(What you should do): From the entries below, count every line that contains the word "Thiên". Please give the number and nothing else.

(Material provided):
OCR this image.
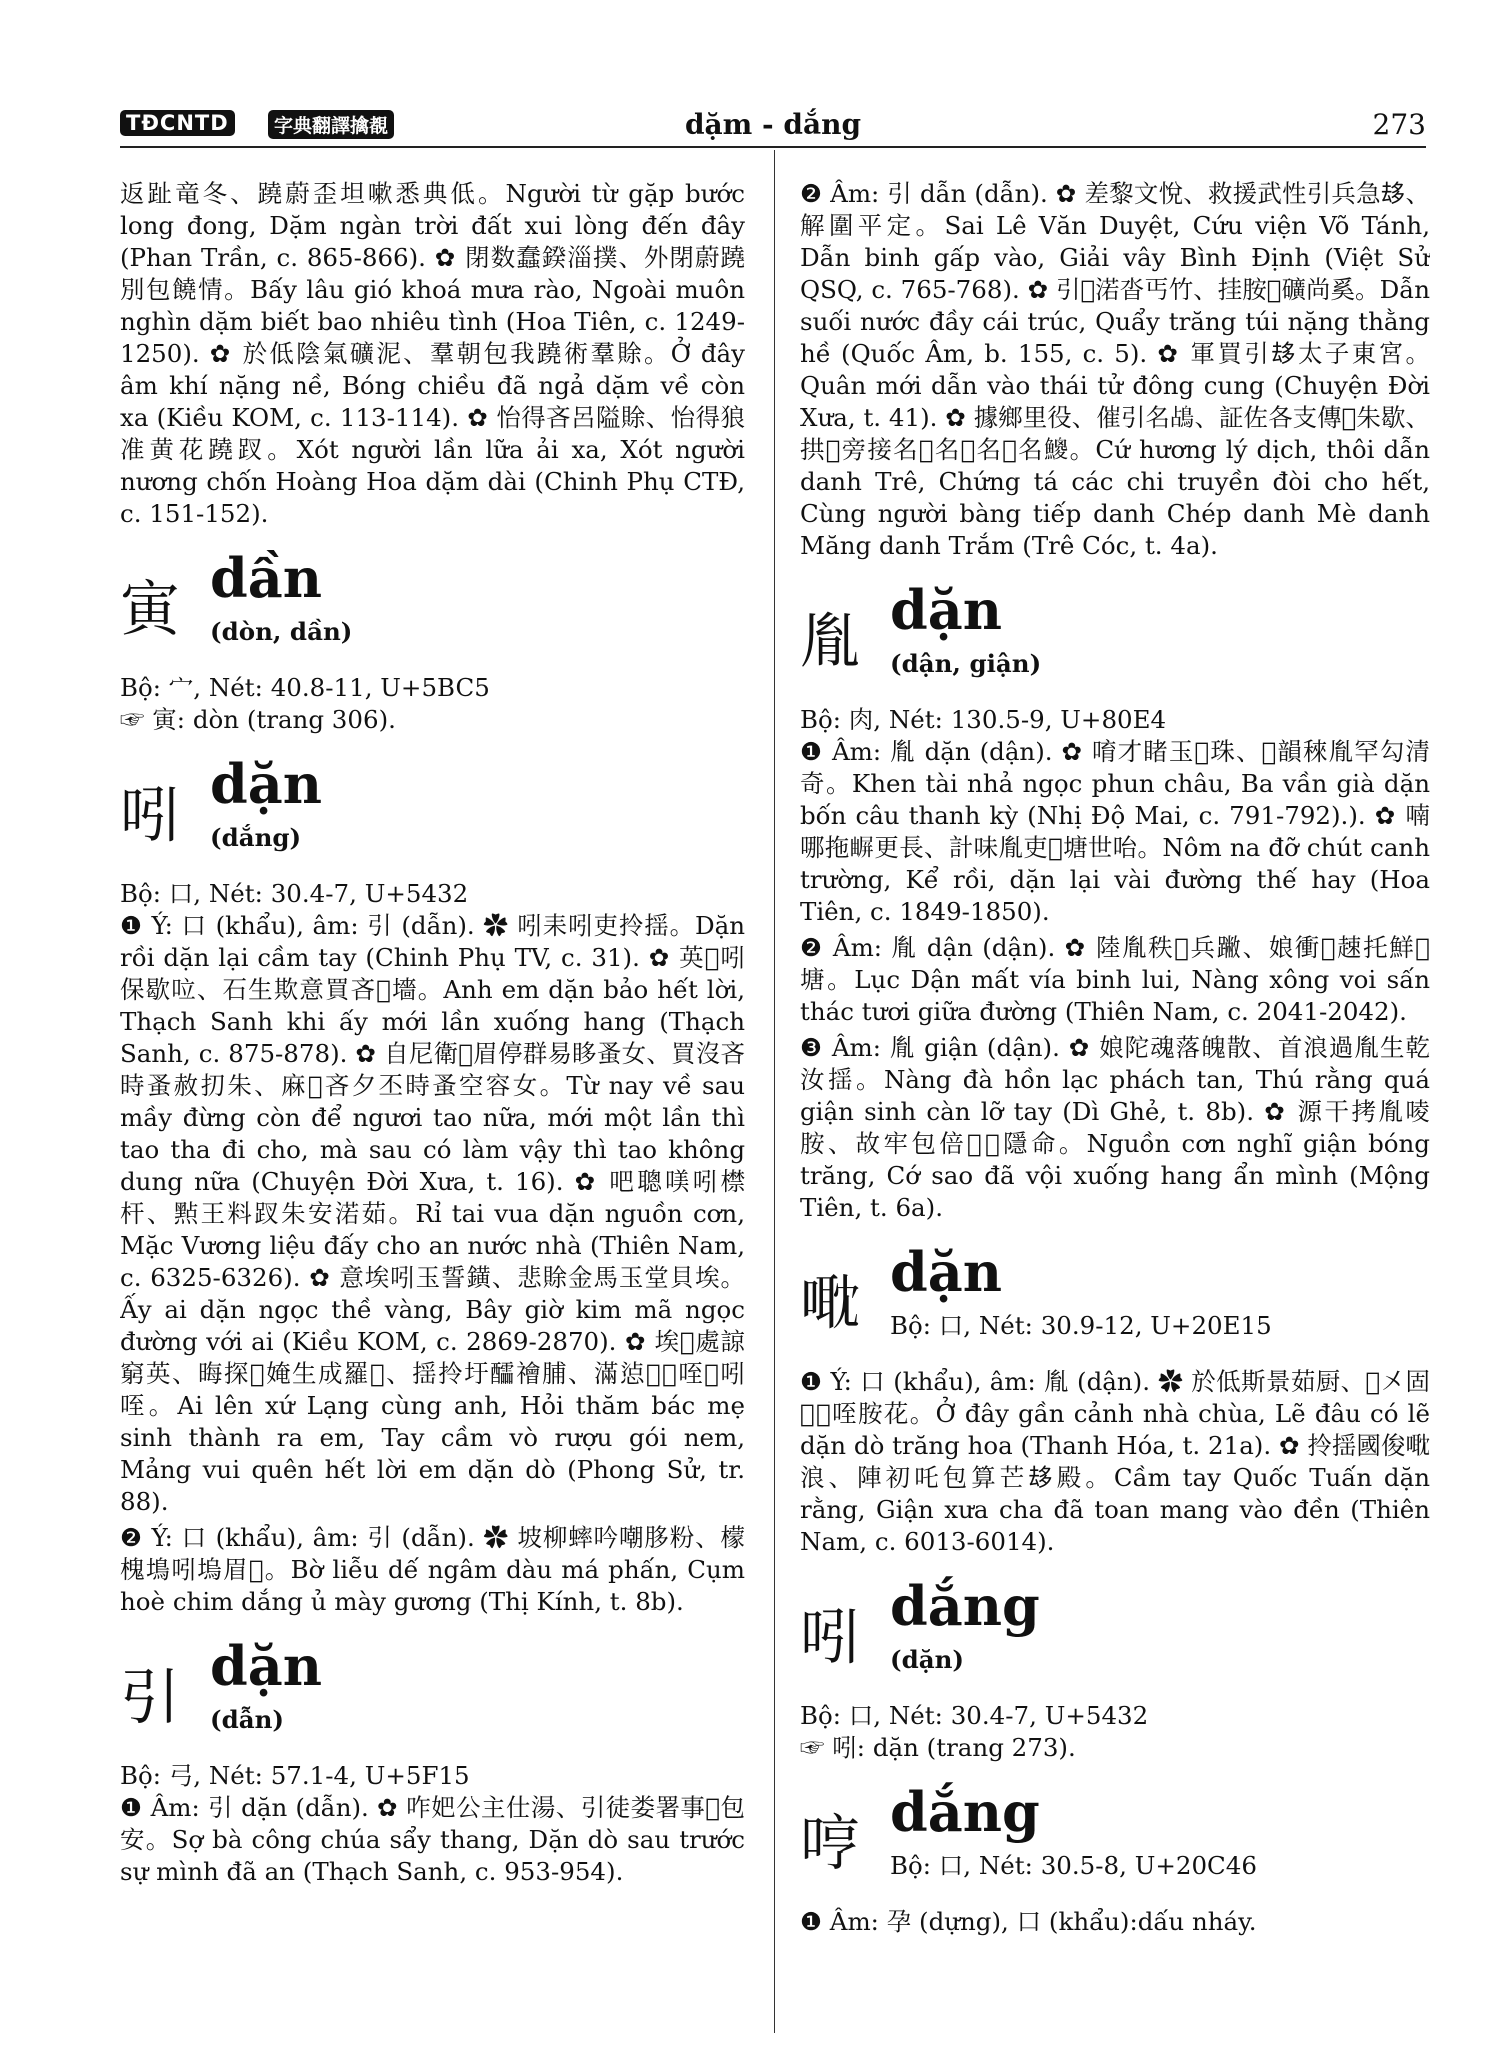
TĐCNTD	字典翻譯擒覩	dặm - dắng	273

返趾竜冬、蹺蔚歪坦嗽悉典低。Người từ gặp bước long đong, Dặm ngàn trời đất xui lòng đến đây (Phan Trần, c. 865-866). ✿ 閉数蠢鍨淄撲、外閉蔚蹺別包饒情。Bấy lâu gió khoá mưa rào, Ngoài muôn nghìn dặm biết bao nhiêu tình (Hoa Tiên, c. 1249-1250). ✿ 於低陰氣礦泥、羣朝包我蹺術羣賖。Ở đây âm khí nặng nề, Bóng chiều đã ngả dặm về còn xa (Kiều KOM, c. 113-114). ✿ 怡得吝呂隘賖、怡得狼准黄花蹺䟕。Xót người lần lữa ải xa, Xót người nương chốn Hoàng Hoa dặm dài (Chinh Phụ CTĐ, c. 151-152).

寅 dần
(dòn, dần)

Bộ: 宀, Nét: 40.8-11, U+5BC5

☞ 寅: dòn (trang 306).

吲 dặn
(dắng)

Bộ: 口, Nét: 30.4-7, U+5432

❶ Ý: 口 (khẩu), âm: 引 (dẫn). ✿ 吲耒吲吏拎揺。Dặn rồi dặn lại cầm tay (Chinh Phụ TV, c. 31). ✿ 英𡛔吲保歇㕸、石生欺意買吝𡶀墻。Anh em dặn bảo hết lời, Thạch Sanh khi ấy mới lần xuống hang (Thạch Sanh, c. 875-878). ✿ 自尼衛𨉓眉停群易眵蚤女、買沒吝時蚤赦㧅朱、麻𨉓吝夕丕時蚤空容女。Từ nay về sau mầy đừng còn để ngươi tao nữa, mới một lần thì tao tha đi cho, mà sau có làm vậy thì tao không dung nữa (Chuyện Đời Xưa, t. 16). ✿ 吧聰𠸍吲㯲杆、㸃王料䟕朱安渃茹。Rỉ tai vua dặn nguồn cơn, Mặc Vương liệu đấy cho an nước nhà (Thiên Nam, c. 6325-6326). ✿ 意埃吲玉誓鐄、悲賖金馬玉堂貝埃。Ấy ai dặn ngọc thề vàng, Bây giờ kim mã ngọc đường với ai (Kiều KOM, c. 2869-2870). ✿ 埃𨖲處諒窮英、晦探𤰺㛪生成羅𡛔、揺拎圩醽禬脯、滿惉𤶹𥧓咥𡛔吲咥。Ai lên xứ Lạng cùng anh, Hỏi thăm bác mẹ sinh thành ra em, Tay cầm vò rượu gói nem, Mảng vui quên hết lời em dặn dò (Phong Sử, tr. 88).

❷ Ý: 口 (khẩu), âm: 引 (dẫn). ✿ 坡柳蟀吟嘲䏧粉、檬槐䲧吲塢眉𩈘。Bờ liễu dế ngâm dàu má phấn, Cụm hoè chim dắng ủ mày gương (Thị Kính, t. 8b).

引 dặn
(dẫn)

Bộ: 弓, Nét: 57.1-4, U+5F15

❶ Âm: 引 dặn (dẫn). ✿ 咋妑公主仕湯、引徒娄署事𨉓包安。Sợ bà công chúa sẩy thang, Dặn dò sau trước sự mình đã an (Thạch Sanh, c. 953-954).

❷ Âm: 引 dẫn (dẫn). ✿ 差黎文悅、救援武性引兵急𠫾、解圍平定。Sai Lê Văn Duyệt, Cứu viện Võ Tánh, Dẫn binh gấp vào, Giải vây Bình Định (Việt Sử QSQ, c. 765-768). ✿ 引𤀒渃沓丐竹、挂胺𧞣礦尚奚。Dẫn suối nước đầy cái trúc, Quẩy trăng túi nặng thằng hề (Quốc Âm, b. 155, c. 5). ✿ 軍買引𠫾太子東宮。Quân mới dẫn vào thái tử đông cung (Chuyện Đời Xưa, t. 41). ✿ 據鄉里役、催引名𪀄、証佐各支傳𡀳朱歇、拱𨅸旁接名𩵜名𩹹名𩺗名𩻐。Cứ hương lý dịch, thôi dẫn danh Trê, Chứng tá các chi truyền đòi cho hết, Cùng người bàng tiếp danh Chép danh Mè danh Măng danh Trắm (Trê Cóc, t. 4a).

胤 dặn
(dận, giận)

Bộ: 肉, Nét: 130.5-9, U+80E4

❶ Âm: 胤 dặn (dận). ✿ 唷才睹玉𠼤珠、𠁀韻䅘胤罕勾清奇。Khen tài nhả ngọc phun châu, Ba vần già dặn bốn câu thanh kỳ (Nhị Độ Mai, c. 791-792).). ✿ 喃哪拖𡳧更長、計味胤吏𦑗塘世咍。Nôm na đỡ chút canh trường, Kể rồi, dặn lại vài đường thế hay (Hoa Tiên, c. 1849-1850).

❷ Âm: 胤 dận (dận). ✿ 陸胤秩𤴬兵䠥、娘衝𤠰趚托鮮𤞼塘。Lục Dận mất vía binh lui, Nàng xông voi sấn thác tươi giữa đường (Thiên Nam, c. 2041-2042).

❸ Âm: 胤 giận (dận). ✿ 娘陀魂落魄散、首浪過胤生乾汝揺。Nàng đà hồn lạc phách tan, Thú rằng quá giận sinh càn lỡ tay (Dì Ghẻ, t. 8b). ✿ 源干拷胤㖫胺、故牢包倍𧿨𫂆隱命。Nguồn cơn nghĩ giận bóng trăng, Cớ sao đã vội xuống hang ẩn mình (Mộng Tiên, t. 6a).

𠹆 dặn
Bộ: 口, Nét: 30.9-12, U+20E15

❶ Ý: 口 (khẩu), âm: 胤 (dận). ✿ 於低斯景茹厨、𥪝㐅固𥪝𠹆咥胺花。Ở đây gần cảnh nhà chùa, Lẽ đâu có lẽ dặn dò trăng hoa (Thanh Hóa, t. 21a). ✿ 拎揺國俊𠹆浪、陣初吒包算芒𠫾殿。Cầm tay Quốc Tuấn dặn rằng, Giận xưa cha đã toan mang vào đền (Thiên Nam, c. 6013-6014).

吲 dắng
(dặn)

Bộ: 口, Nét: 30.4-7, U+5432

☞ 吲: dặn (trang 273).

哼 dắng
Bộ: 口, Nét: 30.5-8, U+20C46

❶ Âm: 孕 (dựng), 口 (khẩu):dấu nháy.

(Result for this exercise): 3